__Record list__.

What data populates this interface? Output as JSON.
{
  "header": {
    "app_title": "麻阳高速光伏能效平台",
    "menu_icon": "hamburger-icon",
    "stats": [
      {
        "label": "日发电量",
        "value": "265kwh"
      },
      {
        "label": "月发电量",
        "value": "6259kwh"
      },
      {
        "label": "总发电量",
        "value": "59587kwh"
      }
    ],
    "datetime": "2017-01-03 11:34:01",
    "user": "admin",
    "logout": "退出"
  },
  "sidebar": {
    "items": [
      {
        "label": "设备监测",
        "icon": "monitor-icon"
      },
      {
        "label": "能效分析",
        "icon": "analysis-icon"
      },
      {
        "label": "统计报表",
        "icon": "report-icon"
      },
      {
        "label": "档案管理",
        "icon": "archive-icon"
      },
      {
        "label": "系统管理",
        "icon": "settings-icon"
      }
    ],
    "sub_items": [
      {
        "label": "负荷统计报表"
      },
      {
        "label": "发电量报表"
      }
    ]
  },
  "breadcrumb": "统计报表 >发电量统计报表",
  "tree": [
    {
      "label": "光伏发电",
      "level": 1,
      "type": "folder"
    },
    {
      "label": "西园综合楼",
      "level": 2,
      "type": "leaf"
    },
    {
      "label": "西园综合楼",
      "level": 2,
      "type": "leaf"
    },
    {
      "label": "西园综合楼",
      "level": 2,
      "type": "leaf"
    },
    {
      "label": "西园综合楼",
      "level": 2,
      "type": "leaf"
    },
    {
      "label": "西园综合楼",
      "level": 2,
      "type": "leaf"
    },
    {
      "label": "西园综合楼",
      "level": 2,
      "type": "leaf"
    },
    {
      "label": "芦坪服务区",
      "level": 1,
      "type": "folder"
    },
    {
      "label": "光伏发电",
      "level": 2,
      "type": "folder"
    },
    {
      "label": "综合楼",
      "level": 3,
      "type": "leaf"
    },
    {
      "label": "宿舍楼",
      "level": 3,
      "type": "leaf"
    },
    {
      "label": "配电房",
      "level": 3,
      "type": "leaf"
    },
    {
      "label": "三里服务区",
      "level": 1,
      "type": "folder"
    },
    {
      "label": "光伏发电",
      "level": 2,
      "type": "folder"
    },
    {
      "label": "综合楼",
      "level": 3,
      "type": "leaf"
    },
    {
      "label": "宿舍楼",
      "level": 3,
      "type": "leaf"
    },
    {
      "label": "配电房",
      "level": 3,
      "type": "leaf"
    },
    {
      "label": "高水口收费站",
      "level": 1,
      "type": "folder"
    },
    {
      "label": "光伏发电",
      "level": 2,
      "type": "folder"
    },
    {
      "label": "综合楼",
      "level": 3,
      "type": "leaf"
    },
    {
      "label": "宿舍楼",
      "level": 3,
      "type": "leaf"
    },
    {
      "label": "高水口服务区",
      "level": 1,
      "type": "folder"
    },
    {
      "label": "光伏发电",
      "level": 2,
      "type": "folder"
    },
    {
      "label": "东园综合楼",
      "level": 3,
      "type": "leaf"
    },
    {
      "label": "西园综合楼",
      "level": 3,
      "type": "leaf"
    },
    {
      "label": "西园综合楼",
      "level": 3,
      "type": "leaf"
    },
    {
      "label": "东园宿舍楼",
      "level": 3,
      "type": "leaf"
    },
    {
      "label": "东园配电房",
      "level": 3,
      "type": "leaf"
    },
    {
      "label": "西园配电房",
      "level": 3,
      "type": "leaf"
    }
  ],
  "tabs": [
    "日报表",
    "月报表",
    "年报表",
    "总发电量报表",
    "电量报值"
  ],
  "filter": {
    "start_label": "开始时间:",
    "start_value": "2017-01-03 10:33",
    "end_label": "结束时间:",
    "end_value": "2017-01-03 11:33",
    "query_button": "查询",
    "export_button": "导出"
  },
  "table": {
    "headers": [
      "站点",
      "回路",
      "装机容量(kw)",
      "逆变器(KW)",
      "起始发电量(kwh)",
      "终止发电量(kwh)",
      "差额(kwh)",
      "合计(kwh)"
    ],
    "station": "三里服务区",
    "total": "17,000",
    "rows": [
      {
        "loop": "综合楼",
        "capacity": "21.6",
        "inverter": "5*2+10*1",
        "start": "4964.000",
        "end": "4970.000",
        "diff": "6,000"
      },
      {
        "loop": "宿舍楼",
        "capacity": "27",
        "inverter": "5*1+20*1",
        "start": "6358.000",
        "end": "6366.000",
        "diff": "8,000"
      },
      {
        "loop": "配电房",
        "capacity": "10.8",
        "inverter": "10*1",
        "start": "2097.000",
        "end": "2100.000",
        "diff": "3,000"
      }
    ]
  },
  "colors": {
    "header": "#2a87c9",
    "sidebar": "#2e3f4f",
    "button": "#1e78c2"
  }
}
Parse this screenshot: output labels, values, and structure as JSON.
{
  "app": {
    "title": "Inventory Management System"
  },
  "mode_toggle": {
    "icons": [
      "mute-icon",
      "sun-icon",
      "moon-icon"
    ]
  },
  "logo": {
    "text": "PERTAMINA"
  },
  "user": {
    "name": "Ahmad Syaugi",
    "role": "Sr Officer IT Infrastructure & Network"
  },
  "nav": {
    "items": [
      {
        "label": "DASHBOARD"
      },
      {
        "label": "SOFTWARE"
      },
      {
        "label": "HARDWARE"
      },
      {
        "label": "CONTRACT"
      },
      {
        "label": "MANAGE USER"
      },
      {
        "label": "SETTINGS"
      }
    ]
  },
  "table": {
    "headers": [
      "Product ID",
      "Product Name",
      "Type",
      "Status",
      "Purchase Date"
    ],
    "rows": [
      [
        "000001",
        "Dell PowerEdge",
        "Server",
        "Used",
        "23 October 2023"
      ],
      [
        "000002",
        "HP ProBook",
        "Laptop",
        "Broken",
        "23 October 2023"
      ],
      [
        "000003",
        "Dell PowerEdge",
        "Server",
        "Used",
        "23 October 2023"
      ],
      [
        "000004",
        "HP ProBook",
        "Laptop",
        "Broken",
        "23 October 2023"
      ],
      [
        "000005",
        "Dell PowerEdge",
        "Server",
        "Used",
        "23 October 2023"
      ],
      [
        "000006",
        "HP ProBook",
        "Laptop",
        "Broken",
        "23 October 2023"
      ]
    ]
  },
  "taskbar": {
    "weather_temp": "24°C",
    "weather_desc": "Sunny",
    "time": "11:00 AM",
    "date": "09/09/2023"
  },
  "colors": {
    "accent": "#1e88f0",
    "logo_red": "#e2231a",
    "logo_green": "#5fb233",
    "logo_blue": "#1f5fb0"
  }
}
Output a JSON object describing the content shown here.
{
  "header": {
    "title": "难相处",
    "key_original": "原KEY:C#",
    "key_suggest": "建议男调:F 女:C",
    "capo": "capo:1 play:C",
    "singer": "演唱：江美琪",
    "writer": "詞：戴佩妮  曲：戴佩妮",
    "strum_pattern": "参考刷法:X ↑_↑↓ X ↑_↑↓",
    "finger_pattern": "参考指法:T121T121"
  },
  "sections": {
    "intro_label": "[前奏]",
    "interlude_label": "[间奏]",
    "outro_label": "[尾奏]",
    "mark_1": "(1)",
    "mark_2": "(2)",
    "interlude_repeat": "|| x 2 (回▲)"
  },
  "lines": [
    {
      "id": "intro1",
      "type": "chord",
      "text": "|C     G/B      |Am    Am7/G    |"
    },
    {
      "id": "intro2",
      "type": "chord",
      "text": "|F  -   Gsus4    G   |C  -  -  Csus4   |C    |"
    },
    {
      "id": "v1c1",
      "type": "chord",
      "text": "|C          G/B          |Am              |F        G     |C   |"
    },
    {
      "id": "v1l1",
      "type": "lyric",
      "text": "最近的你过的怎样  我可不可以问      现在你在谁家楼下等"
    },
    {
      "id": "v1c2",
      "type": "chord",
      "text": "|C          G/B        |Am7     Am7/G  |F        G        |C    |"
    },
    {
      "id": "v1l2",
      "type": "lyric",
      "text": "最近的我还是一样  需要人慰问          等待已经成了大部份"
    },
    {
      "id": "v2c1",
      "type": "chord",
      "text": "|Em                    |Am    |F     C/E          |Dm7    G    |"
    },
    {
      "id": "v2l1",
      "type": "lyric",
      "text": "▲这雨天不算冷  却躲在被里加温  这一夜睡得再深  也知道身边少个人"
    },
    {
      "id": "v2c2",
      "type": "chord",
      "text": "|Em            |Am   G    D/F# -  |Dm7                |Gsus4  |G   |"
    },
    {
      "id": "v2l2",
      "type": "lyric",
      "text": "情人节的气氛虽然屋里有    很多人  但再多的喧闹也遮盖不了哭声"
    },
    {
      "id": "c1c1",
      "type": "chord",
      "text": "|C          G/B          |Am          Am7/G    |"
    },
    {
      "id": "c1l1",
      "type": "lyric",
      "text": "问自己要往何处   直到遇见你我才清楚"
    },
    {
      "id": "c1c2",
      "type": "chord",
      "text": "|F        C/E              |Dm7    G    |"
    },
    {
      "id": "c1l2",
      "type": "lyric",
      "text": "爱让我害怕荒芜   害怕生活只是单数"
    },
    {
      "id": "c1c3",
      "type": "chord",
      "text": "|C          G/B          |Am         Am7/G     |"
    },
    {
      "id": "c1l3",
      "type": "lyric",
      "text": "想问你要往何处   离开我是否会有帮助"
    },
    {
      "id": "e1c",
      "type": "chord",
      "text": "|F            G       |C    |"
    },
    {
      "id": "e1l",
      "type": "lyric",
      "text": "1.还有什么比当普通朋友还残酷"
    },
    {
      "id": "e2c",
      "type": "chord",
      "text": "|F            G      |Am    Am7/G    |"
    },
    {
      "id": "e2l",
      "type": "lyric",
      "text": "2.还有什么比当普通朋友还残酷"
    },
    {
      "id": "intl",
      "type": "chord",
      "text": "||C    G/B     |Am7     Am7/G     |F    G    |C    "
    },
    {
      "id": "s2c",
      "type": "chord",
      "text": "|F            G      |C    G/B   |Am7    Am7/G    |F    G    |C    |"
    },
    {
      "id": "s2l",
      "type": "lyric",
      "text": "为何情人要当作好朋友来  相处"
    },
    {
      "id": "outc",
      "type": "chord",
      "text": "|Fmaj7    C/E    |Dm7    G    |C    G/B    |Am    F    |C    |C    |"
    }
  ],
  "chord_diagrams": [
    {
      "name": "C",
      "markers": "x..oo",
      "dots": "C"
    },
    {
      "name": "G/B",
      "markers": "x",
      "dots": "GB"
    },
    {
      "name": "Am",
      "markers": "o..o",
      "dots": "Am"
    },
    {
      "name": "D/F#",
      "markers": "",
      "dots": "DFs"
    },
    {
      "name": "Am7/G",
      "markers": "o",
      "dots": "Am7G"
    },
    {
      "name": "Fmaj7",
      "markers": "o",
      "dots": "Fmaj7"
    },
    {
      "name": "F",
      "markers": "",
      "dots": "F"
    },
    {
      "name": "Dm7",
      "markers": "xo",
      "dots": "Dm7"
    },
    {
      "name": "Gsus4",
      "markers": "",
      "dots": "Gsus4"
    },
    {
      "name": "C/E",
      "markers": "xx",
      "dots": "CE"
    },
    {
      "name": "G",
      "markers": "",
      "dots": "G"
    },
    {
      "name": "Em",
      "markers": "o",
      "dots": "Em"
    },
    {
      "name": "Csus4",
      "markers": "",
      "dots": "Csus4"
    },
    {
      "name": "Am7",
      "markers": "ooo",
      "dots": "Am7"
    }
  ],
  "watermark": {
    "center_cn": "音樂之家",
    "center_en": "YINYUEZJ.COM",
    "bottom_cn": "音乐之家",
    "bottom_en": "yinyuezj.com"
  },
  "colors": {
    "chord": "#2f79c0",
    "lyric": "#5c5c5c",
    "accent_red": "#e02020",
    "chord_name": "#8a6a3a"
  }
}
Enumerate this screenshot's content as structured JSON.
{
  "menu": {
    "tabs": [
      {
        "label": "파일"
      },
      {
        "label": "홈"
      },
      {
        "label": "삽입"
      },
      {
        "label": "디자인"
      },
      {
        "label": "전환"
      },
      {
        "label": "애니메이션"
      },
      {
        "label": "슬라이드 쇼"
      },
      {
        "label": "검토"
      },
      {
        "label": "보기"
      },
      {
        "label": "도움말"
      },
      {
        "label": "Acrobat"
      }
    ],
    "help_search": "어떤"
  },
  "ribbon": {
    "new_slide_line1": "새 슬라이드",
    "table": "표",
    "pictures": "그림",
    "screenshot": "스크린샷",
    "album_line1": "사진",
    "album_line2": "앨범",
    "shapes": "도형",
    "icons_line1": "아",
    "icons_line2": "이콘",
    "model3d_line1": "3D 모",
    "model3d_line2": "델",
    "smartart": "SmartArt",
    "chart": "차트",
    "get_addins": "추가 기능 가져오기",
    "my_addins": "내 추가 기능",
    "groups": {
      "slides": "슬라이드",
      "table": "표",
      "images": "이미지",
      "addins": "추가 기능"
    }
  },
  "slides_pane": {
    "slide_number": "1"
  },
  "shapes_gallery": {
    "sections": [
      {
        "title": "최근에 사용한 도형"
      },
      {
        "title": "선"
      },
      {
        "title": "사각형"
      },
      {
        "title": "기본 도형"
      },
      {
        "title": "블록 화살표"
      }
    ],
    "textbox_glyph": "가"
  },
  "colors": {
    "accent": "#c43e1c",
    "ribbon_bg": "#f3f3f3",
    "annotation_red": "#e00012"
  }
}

__Short task__. From the data above, copy each line that has the string "슬라이드".

__Answer to this task__.
        "label": "슬라이드 쇼"
    "new_slide_line1": "새 슬라이드",
      "slides": "슬라이드",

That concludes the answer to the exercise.